Exercise
Find the lines that contain the word "темы" and copy each one.

▽

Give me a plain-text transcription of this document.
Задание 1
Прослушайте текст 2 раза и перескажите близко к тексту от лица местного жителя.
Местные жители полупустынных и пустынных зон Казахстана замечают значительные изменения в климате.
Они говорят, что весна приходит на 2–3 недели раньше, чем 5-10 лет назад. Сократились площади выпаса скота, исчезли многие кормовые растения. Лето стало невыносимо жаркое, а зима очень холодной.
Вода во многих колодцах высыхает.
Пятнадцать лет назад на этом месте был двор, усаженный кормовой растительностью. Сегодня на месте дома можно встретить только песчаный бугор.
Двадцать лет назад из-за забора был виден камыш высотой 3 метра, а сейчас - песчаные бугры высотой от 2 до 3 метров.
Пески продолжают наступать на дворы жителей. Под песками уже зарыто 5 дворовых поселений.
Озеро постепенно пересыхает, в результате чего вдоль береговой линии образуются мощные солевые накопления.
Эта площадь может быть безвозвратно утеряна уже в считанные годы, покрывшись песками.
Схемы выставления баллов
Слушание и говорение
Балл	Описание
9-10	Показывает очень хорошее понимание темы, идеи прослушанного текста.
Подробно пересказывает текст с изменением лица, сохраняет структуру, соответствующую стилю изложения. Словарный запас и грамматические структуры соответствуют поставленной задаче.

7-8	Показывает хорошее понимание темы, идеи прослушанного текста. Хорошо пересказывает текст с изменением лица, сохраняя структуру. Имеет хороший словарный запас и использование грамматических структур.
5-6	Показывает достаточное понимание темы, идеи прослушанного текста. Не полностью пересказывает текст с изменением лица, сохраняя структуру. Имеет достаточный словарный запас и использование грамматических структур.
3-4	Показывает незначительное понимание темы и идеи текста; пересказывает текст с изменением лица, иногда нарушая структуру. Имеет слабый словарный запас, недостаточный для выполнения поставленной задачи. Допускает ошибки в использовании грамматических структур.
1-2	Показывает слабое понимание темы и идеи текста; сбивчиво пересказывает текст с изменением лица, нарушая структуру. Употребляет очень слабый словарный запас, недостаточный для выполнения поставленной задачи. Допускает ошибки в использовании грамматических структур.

△

Output of the exercise
9-10	Показывает очень хорошее понимание темы, идеи прослушанного текста.
7-8	Показывает хорошее понимание темы, идеи прослушанного текста. Хорошо пересказывает текст с изменением лица, сохраняя структуру. Имеет хороший словарный запас и использование грамматических структур.
5-6	Показывает достаточное понимание темы, идеи прослушанного текста. Не полностью пересказывает текст с изменением лица, сохраняя структуру. Имеет достаточный словарный запас и использование грамматических структур.
3-4	Показывает незначительное понимание темы и идеи текста; пересказывает текст с изменением лица, иногда нарушая структуру. Имеет слабый словарный запас, недостаточный для выполнения поставленной задачи. Допускает ошибки в использовании грамматических структур.
1-2	Показывает слабое понимание темы и идеи текста; сбивчиво пересказывает текст с изменением лица, нарушая структуру. Употребляет очень слабый словарный запас, недостаточный для выполнения поставленной задачи. Допускает ошибки в использовании грамматических структур.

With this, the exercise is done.